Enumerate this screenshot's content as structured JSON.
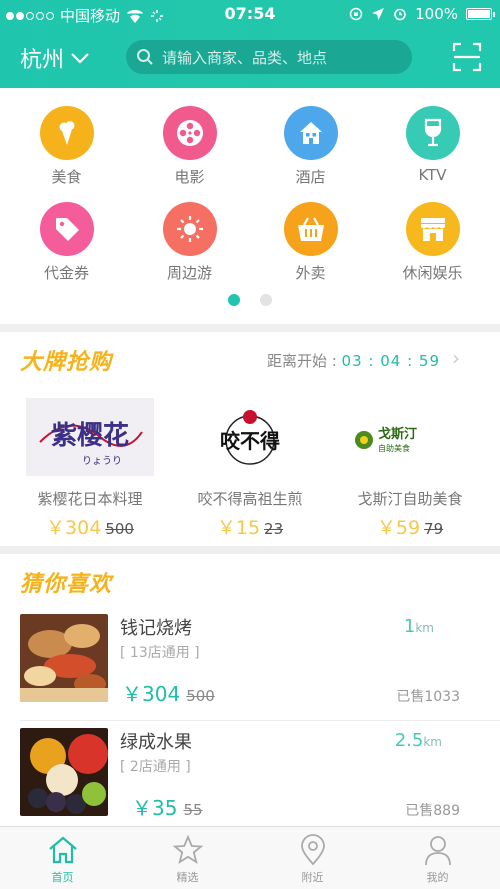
{
  "status": {
    "carrier": "中国移动",
    "time": "07:54",
    "battery": "100%"
  },
  "nav": {
    "city": "杭州",
    "search_placeholder": "请输入商家、品类、地点"
  },
  "categories": [
    {
      "label": "美食",
      "color": "#f6b21a",
      "icon": "ice-cream-icon"
    },
    {
      "label": "电影",
      "color": "#f05a8c",
      "icon": "film-reel-icon"
    },
    {
      "label": "酒店",
      "color": "#4da7ea",
      "icon": "house-icon"
    },
    {
      "label": "KTV",
      "color": "#37cbb6",
      "icon": "wine-glass-icon"
    },
    {
      "label": "代金券",
      "color": "#f45c9a",
      "icon": "tag-icon"
    },
    {
      "label": "周边游",
      "color": "#f57062",
      "icon": "sun-icon"
    },
    {
      "label": "外卖",
      "color": "#f6a21a",
      "icon": "basket-icon"
    },
    {
      "label": "休闲娱乐",
      "color": "#f7b81d",
      "icon": "shop-icon"
    }
  ],
  "brand": {
    "title": "大牌抢购",
    "countdown_label": "距离开始 :",
    "countdown": "03 : 04 : 59",
    "deals": [
      {
        "name": "紫樱花日本料理",
        "price": "￥304",
        "old": "500",
        "logo_text": "紫樱花",
        "logo_sub": "りょうり"
      },
      {
        "name": "咬不得高祖生煎",
        "price": "￥15",
        "old": "23",
        "logo_text": "咬不得",
        "logo_sub": ""
      },
      {
        "name": "戈斯汀自助美食",
        "price": "￥59",
        "old": "79",
        "logo_text": "戈斯汀",
        "logo_sub": "自助美食"
      }
    ]
  },
  "guess": {
    "title": "猜你喜欢",
    "items": [
      {
        "name": "钱记烧烤",
        "stores": "[ 13店通用 ]",
        "price": "￥304",
        "old": "500",
        "distance": "1",
        "unit": "km",
        "sold": "已售1033"
      },
      {
        "name": "绿成水果",
        "stores": "[ 2店通用 ]",
        "price": "￥35",
        "old": "55",
        "distance": "2.5",
        "unit": "km",
        "sold": "已售889"
      }
    ]
  },
  "tabs": [
    {
      "label": "首页",
      "icon": "home-icon"
    },
    {
      "label": "精选",
      "icon": "star-icon"
    },
    {
      "label": "附近",
      "icon": "location-pin-icon"
    },
    {
      "label": "我的",
      "icon": "user-icon"
    }
  ]
}
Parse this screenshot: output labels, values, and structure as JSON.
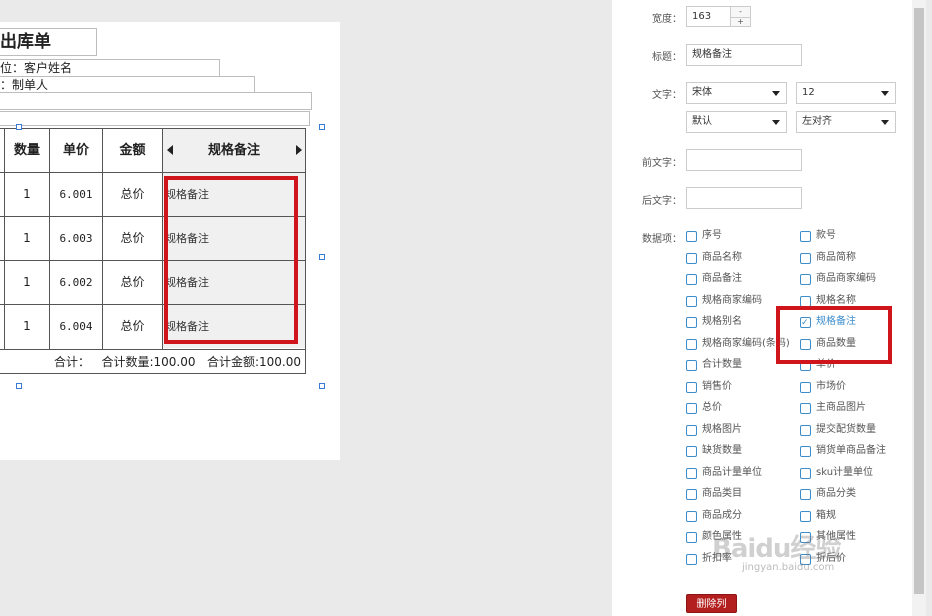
{
  "document": {
    "title": "出库单",
    "unit_field": "位：客户姓名",
    "maker_field": "：制单人"
  },
  "table": {
    "headers": [
      "数量",
      "单价",
      "金额",
      "规格备注"
    ],
    "rows": [
      {
        "qty": "1",
        "price": "6.001",
        "amount": "总价",
        "spec": "规格备注"
      },
      {
        "qty": "1",
        "price": "6.003",
        "amount": "总价",
        "spec": "规格备注"
      },
      {
        "qty": "1",
        "price": "6.002",
        "amount": "总价",
        "spec": "规格备注"
      },
      {
        "qty": "1",
        "price": "6.004",
        "amount": "总价",
        "spec": "规格备注"
      }
    ],
    "total_label": "合计：",
    "total_qty": "合计数量:100.00",
    "total_amount": "合计金额:100.00"
  },
  "panel": {
    "width_label": "宽度：",
    "width_value": "163",
    "spin_up": "-",
    "spin_down": "+",
    "title_label": "标题：",
    "title_value": "规格备注",
    "text_label": "文字：",
    "font_value": "宋体",
    "size_value": "12",
    "style_value": "默认",
    "align_value": "左对齐",
    "prefix_label": "前文字：",
    "suffix_label": "后文字：",
    "items_label": "数据项：",
    "items_left": [
      {
        "label": "序号",
        "checked": false
      },
      {
        "label": "商品名称",
        "checked": false
      },
      {
        "label": "商品备注",
        "checked": false
      },
      {
        "label": "规格商家编码",
        "checked": false
      },
      {
        "label": "规格别名",
        "checked": false
      },
      {
        "label": "规格商家编码(条码)",
        "checked": false
      },
      {
        "label": "合计数量",
        "checked": false
      },
      {
        "label": "销售价",
        "checked": false
      },
      {
        "label": "总价",
        "checked": false
      },
      {
        "label": "规格图片",
        "checked": false
      },
      {
        "label": "缺货数量",
        "checked": false
      },
      {
        "label": "商品计量单位",
        "checked": false
      },
      {
        "label": "商品类目",
        "checked": false
      },
      {
        "label": "商品成分",
        "checked": false
      },
      {
        "label": "颜色属性",
        "checked": false
      },
      {
        "label": "折扣率",
        "checked": false
      }
    ],
    "items_right": [
      {
        "label": "款号",
        "checked": false
      },
      {
        "label": "商品简称",
        "checked": false
      },
      {
        "label": "商品商家编码",
        "checked": false
      },
      {
        "label": "规格名称",
        "checked": false
      },
      {
        "label": "规格备注",
        "checked": true
      },
      {
        "label": "商品数量",
        "checked": false
      },
      {
        "label": "单价",
        "checked": false
      },
      {
        "label": "市场价",
        "checked": false
      },
      {
        "label": "主商品图片",
        "checked": false
      },
      {
        "label": "提交配货数量",
        "checked": false
      },
      {
        "label": "销货单商品备注",
        "checked": false
      },
      {
        "label": "sku计量单位",
        "checked": false
      },
      {
        "label": "商品分类",
        "checked": false
      },
      {
        "label": "箱规",
        "checked": false
      },
      {
        "label": "其他属性",
        "checked": false
      },
      {
        "label": "折后价",
        "checked": false
      }
    ],
    "delete_label": "删除列"
  },
  "watermark": {
    "main": "Baidu经验",
    "sub": "jingyan.baidu.com"
  },
  "colors": {
    "highlight_red": "#d0141b",
    "checkbox_blue": "#3c8dcc",
    "delete_button": "#b31e1e"
  }
}
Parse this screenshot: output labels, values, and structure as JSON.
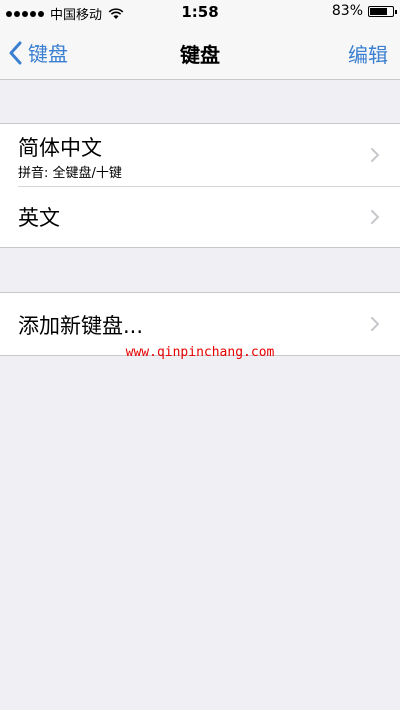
{
  "status_bar": {
    "carrier": "中国移动",
    "time": "1:58",
    "battery_percent": "83%",
    "battery_level": 0.83
  },
  "nav": {
    "back_label": "键盘",
    "title": "键盘",
    "edit_label": "编辑"
  },
  "keyboards": [
    {
      "title": "简体中文",
      "subtitle": "拼音: 全键盘/十键"
    },
    {
      "title": "英文"
    }
  ],
  "add_keyboard": {
    "title": "添加新键盘..."
  },
  "watermark": "www.qinpinchang.com",
  "colors": {
    "accent": "#3a7fd0",
    "background": "#efeff4",
    "watermark": "#e60000"
  }
}
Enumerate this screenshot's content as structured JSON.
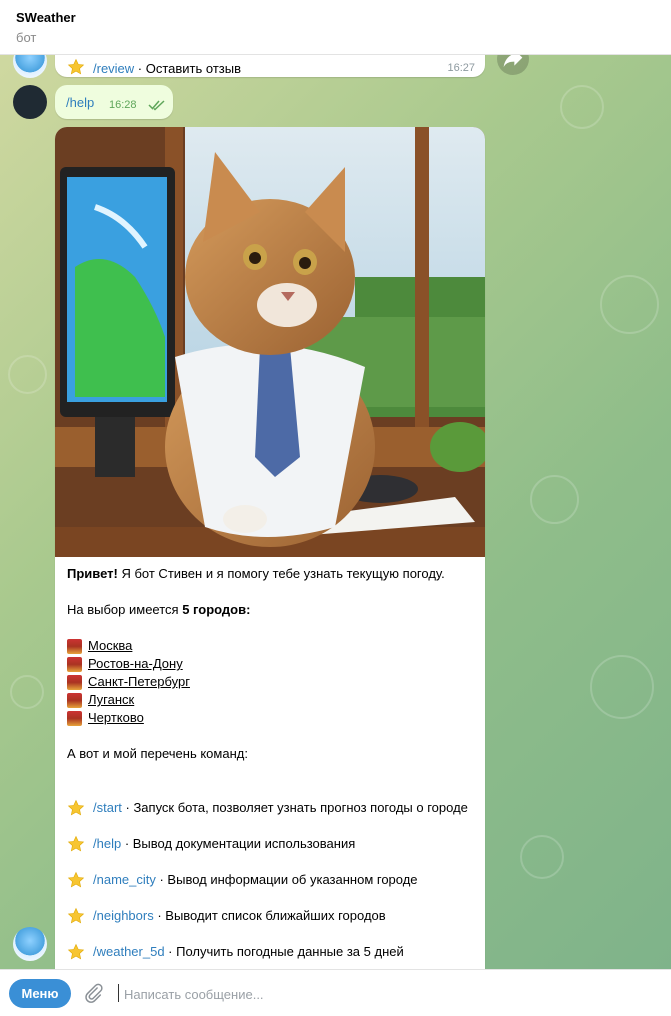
{
  "header": {
    "title": "SWeather",
    "subtitle": "бот"
  },
  "messages": {
    "prev": {
      "command": "/review",
      "desc": " · Оставить отзыв",
      "time": "16:27"
    },
    "user": {
      "text": "/help",
      "time": "16:28"
    },
    "help": {
      "greeting_bold": "Привет!",
      "greeting_rest": " Я бот Стивен и я помогу тебе узнать текущую погоду.",
      "choice_prefix": "На выбор имеется ",
      "choice_bold": "5 городов:",
      "cities": [
        "Москва",
        "Ростов-на-Дону",
        "Санкт-Петербург",
        "Луганск",
        "Чертково"
      ],
      "commands_intro": "А вот и мой перечень команд:",
      "commands": [
        {
          "cmd": "/start",
          "desc": " · Запуск бота, позволяет узнать прогноз погоды о городе"
        },
        {
          "cmd": "/help",
          "desc": " · Вывод документации использования"
        },
        {
          "cmd": "/name_city",
          "desc": " · Вывод информации об указанном городе"
        },
        {
          "cmd": "/neighbors",
          "desc": " · Выводит список ближайших городов"
        },
        {
          "cmd": "/weather_5d",
          "desc": " · Получить погодные данные за 5 дней"
        }
      ]
    }
  },
  "input": {
    "menu_label": "Меню",
    "placeholder": "Написать сообщение..."
  },
  "colors": {
    "link": "#2f7ebd",
    "menu": "#3a8fd6",
    "outgoing_bubble": "#effdde"
  },
  "icons": {
    "star": "star-icon",
    "building": "city-building-icon",
    "attach": "paperclip-icon",
    "forward": "forward-icon",
    "read": "double-check-icon"
  }
}
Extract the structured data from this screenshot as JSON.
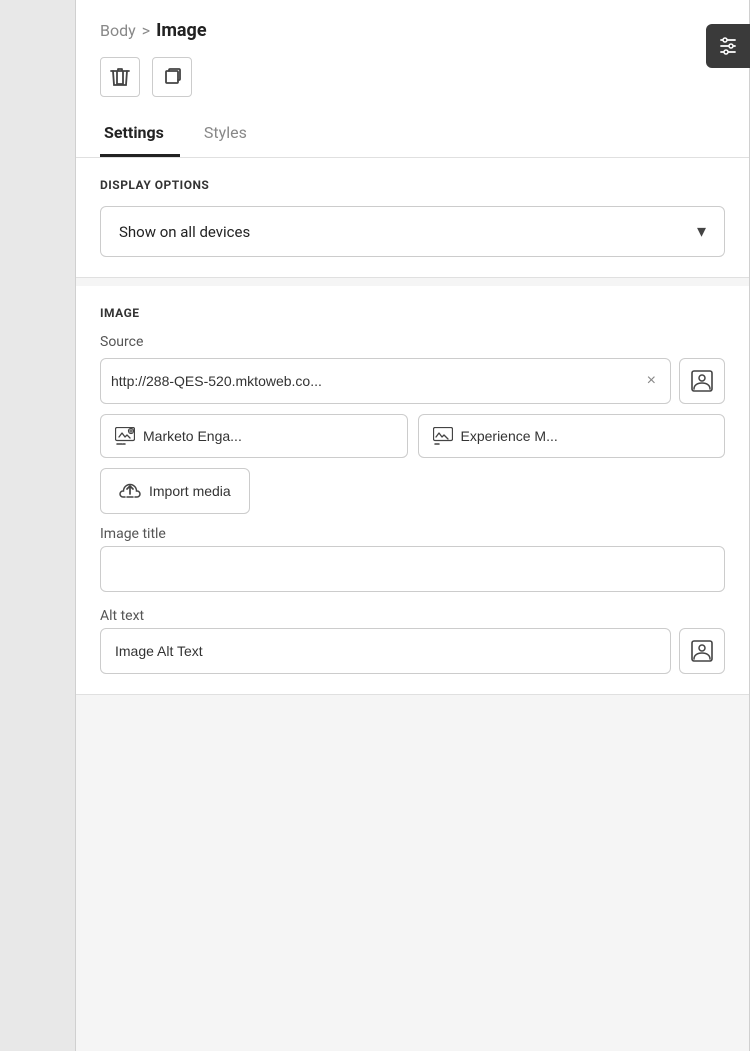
{
  "breadcrumb": {
    "parent": "Body",
    "separator": ">",
    "current": "Image"
  },
  "toolbar": {
    "delete_label": "🗑",
    "duplicate_label": "⊞"
  },
  "tabs": [
    {
      "label": "Settings",
      "active": true
    },
    {
      "label": "Styles",
      "active": false
    }
  ],
  "display_options": {
    "section_title": "DISPLAY OPTIONS",
    "dropdown_value": "Show on all devices",
    "chevron": "▾"
  },
  "image_section": {
    "section_title": "IMAGE",
    "source_label": "Source",
    "source_value": "http://288-QES-520.mktoweb.co...",
    "clear_icon": "×",
    "marketo_btn": "Marketo Enga...",
    "experience_btn": "Experience M...",
    "import_btn": "Import media",
    "image_title_label": "Image title",
    "image_title_value": "",
    "image_title_placeholder": "",
    "alt_text_label": "Alt text",
    "alt_text_value": "Image Alt Text"
  },
  "fab": {
    "icon": "⚙"
  }
}
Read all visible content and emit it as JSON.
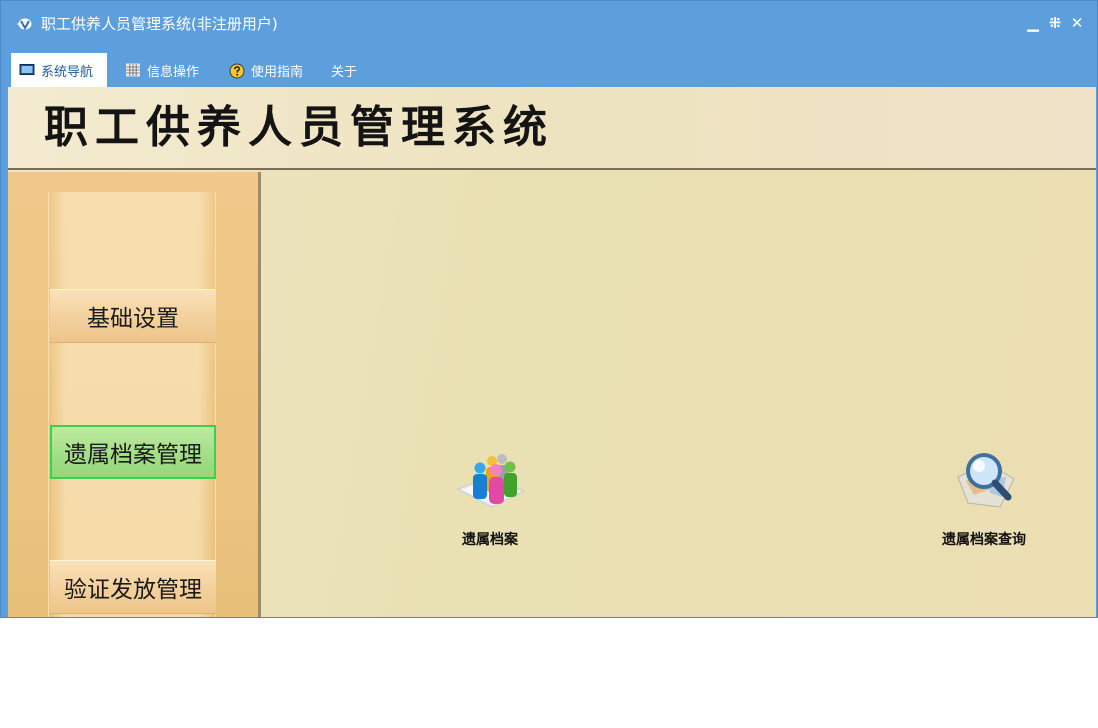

● Work to complete: Pull out each line of the listing that holds the string "watermark".

● Answer to this exercise:
  "watermark": {
  "watermark": "www.qinpinchang.com",
    "watermark": "#e60000"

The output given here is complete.